**Dataset records on visual material:**
--*--

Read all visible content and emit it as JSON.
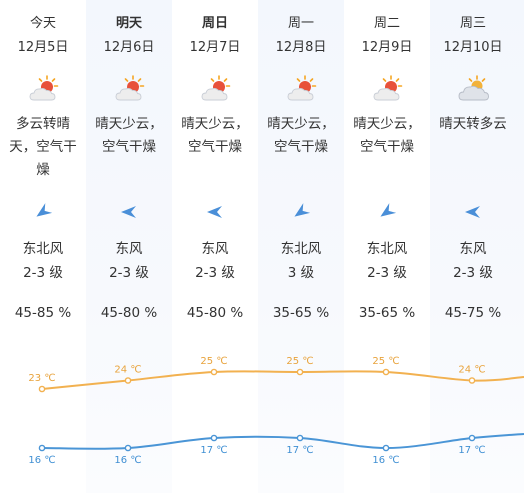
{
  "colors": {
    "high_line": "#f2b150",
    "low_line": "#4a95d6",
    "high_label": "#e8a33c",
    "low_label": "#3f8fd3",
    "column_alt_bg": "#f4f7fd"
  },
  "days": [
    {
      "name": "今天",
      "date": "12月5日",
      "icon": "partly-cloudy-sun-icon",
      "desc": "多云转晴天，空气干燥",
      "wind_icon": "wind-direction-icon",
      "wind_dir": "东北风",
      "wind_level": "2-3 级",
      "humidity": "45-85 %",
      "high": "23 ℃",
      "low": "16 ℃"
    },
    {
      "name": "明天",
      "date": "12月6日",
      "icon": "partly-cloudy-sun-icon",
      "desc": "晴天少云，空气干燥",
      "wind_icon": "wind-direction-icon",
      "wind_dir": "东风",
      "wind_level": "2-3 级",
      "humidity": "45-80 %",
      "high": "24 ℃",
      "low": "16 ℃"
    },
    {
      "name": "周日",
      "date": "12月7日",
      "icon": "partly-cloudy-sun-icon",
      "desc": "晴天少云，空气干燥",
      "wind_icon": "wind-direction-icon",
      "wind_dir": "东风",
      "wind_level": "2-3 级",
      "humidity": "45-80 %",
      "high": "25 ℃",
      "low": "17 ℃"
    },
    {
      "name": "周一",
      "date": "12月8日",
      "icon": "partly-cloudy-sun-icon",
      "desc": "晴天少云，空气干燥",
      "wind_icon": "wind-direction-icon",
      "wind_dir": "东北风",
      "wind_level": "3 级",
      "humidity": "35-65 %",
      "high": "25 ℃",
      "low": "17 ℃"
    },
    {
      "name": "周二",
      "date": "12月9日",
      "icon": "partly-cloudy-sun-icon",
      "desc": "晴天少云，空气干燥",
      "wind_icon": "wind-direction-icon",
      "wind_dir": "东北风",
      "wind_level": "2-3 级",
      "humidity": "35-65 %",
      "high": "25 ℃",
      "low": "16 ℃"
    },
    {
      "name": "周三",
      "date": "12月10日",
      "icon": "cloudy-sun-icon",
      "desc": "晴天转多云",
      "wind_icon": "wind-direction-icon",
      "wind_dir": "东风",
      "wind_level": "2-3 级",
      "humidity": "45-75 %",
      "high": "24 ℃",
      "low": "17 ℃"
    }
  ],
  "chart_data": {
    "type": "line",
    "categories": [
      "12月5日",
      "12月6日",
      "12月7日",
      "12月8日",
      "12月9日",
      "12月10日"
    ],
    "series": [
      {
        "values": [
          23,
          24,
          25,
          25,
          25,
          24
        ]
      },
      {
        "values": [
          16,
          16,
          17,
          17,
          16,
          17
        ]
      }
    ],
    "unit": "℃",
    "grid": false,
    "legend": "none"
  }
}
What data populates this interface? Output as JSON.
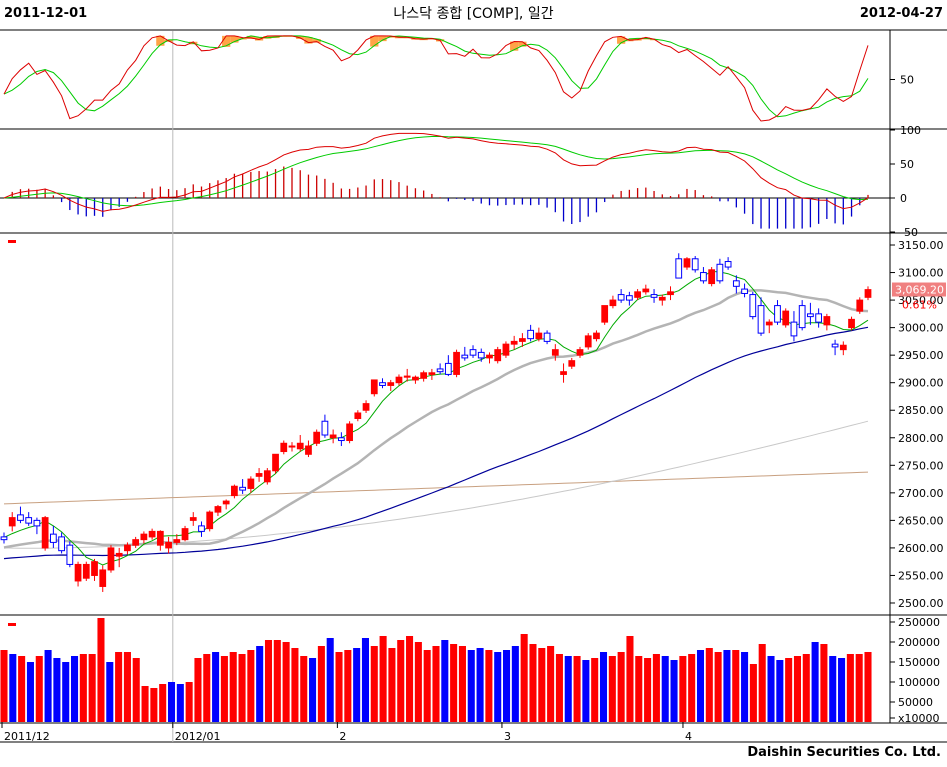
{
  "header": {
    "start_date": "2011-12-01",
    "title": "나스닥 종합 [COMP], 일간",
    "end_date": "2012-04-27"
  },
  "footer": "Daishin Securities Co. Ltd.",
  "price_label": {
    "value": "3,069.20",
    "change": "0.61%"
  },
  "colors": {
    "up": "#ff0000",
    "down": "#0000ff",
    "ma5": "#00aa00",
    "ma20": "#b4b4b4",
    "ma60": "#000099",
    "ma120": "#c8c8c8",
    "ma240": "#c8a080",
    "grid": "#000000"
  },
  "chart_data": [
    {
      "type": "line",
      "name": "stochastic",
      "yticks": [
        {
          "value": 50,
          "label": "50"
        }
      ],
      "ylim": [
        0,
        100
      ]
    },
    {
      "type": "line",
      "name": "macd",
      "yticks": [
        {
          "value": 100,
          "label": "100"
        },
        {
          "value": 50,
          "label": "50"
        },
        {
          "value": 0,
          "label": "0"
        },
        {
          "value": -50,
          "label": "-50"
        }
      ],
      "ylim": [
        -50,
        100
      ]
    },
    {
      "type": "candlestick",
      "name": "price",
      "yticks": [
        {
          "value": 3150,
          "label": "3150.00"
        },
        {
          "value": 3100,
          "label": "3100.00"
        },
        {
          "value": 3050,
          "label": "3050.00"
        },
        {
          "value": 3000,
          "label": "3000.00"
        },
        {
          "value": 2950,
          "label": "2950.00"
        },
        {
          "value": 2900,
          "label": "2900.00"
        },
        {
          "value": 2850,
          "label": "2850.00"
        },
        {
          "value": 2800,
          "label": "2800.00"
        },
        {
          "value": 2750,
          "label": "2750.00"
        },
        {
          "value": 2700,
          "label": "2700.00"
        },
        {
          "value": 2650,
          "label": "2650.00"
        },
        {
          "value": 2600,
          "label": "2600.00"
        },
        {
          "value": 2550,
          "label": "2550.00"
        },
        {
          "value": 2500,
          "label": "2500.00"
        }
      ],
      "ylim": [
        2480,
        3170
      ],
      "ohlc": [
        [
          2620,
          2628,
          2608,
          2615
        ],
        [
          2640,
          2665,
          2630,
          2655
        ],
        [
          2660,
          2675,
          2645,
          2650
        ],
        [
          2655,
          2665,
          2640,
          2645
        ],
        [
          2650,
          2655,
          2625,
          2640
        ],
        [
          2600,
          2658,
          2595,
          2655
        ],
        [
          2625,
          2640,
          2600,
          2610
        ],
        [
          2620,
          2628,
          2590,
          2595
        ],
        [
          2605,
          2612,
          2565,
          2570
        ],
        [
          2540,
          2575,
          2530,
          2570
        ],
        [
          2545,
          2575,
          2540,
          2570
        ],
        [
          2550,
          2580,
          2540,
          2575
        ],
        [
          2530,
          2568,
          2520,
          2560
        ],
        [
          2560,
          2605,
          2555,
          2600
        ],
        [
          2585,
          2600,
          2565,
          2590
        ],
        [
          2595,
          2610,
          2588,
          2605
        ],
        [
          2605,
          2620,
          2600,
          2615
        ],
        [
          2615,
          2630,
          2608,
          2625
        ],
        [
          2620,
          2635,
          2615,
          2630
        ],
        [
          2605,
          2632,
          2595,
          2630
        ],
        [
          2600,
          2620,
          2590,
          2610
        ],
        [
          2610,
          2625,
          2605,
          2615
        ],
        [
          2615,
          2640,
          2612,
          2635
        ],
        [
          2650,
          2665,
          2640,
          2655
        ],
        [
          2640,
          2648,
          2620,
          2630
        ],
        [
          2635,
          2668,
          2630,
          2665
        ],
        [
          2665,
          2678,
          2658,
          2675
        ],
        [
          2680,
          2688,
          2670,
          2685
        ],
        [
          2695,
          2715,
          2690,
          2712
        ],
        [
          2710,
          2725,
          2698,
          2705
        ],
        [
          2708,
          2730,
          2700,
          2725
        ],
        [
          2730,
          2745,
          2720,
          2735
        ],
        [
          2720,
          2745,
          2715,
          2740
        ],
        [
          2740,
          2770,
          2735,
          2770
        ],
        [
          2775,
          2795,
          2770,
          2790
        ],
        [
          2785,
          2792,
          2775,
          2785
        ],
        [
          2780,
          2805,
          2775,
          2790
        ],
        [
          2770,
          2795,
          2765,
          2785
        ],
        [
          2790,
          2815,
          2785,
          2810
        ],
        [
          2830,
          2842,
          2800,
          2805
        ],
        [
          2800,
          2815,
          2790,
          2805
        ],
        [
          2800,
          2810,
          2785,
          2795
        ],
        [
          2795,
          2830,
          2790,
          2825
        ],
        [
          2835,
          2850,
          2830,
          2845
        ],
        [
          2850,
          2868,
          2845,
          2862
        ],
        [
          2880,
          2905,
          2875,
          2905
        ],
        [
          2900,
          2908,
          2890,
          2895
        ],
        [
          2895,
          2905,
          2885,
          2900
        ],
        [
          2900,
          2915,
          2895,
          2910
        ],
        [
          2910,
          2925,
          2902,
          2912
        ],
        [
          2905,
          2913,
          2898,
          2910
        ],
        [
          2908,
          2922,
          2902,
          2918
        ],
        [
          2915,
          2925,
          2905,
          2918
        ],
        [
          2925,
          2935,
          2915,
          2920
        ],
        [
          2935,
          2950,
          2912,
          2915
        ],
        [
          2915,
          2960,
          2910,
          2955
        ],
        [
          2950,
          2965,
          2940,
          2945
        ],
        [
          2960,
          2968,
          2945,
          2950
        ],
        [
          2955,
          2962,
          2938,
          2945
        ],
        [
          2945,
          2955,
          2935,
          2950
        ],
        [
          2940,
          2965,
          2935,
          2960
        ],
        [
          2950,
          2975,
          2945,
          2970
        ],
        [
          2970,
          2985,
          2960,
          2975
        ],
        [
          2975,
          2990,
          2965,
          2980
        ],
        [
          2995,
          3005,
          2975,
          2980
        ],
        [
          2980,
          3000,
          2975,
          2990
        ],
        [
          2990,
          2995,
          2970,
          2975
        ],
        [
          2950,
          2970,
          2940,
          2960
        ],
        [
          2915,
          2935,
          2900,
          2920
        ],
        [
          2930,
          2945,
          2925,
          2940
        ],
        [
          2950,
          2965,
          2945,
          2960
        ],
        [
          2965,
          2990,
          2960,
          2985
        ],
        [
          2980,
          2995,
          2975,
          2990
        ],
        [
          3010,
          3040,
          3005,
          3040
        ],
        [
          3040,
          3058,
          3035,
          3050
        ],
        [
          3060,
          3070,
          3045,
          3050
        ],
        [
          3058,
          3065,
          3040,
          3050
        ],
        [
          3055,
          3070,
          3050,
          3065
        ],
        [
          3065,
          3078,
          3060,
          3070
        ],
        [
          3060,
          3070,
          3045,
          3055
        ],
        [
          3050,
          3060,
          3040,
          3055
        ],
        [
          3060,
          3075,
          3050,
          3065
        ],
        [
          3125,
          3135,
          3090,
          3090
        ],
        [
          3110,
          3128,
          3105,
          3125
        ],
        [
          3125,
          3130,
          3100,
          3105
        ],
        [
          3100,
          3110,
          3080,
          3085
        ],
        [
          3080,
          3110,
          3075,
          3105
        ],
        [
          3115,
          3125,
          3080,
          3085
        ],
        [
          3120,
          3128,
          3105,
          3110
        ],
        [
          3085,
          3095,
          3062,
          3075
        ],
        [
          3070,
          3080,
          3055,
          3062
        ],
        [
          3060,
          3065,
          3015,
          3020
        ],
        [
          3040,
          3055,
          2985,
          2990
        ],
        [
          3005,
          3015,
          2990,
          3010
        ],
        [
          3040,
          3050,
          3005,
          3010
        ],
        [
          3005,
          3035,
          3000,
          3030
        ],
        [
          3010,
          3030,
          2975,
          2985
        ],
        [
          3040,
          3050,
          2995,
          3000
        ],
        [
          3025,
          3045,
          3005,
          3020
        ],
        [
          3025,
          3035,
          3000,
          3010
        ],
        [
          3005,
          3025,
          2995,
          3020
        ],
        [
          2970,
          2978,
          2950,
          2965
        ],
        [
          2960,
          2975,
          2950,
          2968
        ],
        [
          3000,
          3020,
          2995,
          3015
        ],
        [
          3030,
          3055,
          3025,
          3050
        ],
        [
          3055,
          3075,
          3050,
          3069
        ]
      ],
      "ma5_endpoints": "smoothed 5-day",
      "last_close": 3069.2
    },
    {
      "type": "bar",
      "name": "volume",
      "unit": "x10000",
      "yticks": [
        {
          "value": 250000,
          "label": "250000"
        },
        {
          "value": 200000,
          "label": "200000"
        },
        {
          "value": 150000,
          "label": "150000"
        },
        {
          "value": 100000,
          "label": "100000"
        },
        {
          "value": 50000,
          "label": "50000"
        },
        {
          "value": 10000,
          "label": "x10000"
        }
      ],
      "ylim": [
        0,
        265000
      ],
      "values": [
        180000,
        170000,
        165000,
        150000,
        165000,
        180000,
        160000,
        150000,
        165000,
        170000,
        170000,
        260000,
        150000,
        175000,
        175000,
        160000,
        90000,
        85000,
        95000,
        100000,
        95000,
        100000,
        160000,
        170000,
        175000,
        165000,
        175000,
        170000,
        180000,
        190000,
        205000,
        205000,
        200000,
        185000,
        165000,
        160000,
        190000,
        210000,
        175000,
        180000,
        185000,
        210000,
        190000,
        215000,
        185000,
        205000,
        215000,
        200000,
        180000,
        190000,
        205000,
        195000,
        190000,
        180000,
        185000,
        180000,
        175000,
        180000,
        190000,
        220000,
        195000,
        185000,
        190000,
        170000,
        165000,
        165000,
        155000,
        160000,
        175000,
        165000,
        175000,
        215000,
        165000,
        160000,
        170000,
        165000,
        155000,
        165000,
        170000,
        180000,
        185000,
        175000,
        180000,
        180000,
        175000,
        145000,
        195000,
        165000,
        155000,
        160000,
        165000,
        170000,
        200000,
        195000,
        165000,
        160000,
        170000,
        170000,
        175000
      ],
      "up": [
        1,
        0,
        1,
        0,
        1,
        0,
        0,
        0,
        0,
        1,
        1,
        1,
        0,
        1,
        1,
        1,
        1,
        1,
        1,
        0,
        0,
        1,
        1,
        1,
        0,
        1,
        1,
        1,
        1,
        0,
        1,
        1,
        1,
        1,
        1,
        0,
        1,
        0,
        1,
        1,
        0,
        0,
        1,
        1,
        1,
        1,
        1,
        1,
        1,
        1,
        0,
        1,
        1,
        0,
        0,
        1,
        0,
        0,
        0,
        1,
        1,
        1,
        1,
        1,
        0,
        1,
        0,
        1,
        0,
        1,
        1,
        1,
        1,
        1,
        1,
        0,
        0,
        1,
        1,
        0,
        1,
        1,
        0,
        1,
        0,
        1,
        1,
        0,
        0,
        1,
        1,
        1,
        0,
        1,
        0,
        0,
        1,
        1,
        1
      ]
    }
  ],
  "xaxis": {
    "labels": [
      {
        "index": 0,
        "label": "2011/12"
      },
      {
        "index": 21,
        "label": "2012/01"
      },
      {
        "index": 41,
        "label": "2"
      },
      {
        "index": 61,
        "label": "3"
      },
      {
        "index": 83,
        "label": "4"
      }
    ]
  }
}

--*--

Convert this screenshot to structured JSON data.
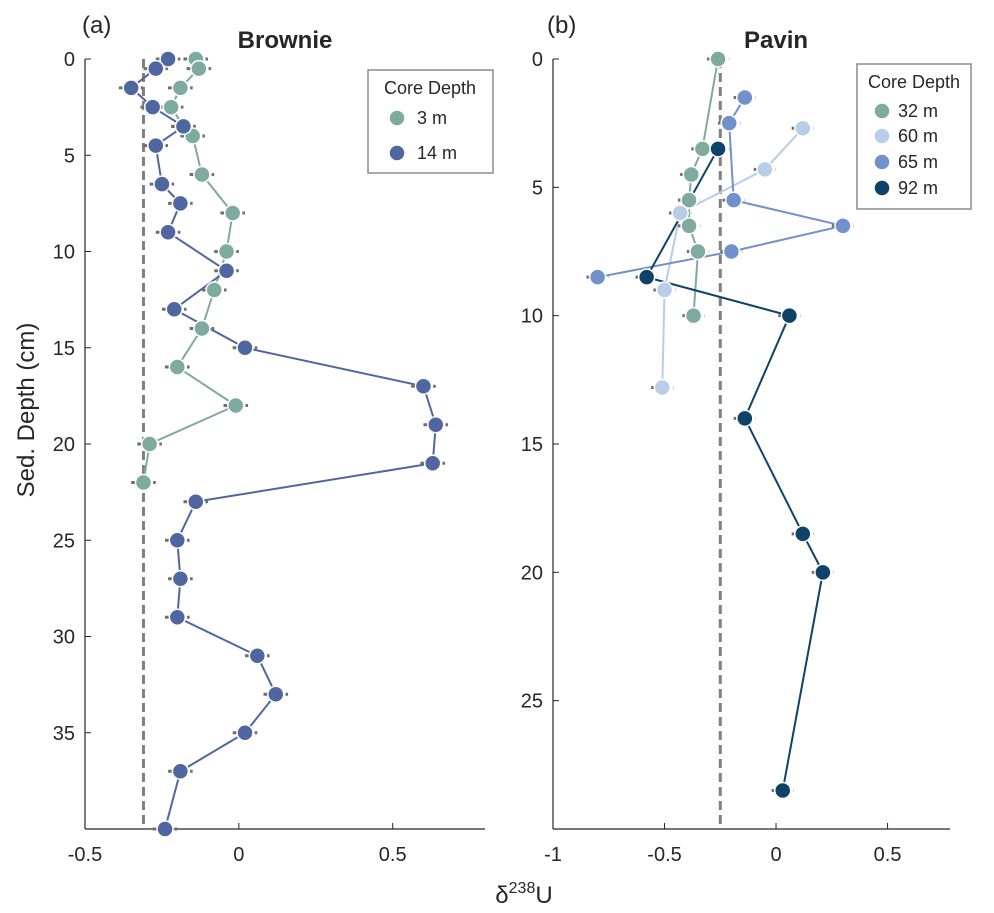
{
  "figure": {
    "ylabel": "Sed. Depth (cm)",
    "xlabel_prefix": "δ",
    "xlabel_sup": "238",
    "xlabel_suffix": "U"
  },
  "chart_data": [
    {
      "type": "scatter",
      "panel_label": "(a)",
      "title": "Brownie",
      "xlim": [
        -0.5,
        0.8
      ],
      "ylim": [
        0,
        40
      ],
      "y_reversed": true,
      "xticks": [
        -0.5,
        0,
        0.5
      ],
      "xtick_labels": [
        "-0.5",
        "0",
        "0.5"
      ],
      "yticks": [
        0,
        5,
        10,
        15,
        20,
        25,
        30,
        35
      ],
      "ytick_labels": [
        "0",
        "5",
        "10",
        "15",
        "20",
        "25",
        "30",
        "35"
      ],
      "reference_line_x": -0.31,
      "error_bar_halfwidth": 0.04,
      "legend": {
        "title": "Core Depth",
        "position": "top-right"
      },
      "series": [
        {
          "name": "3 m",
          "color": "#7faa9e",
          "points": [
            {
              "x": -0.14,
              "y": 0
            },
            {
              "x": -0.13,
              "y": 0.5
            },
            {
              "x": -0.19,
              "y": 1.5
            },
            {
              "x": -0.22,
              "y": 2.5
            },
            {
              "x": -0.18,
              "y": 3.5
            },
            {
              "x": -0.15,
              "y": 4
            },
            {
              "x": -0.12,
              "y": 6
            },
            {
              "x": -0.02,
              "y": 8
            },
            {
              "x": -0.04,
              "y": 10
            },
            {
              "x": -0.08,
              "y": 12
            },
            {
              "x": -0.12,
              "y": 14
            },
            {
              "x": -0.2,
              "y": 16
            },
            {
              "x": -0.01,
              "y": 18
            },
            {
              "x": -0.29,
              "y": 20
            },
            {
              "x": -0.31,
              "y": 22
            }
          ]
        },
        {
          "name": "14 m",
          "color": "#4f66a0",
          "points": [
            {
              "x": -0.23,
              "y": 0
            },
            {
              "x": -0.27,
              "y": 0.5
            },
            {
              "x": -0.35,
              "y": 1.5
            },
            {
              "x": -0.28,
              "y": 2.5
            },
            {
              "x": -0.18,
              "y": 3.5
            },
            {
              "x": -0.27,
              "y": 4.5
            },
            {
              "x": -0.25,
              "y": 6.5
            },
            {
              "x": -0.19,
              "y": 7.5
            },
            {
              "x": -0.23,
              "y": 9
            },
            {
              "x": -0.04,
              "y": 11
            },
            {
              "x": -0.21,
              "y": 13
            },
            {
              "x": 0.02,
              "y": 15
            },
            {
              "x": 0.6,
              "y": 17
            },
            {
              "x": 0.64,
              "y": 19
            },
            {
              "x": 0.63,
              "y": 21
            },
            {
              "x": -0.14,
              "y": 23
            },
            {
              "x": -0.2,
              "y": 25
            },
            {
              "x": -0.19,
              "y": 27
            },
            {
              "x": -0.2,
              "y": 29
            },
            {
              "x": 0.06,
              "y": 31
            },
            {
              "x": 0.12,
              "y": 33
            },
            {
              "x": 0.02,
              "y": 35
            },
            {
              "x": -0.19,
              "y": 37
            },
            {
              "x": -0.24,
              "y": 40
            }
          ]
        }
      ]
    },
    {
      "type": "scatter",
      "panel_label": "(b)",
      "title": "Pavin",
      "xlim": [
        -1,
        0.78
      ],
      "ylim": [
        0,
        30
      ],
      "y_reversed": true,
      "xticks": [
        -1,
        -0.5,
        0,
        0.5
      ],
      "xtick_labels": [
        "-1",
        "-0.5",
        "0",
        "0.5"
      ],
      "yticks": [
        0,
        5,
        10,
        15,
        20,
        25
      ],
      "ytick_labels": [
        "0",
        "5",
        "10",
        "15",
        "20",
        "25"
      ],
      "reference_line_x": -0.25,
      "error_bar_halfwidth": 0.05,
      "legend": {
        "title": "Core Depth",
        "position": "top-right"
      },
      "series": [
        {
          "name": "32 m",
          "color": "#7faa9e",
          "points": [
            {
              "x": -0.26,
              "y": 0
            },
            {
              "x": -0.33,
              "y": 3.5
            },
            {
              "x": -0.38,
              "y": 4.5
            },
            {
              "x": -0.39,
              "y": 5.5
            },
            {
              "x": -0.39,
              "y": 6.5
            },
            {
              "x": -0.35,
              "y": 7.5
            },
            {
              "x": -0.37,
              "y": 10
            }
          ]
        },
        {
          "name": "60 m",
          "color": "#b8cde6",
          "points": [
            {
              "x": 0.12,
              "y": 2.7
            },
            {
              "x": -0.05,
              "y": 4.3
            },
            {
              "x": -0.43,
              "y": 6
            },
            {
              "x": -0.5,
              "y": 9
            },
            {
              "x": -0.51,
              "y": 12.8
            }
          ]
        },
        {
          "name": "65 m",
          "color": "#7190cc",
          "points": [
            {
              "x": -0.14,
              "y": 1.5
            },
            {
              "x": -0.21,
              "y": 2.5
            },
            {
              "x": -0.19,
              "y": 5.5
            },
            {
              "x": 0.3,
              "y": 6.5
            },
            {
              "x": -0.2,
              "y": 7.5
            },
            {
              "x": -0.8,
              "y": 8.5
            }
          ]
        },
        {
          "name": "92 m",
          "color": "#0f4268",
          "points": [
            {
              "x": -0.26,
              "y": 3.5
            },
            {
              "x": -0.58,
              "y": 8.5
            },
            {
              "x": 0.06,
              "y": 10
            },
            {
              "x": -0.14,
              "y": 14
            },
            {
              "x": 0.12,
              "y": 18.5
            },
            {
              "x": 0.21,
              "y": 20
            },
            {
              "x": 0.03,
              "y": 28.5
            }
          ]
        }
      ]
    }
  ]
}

--*--

**WORK TO COMPLETE:** Using the material above, gather every line that includes "this".

**OUTPUT OF THE EXERCISE:**
What data populates this interface? Output as JSON.
Convert this screenshot to structured JSON data.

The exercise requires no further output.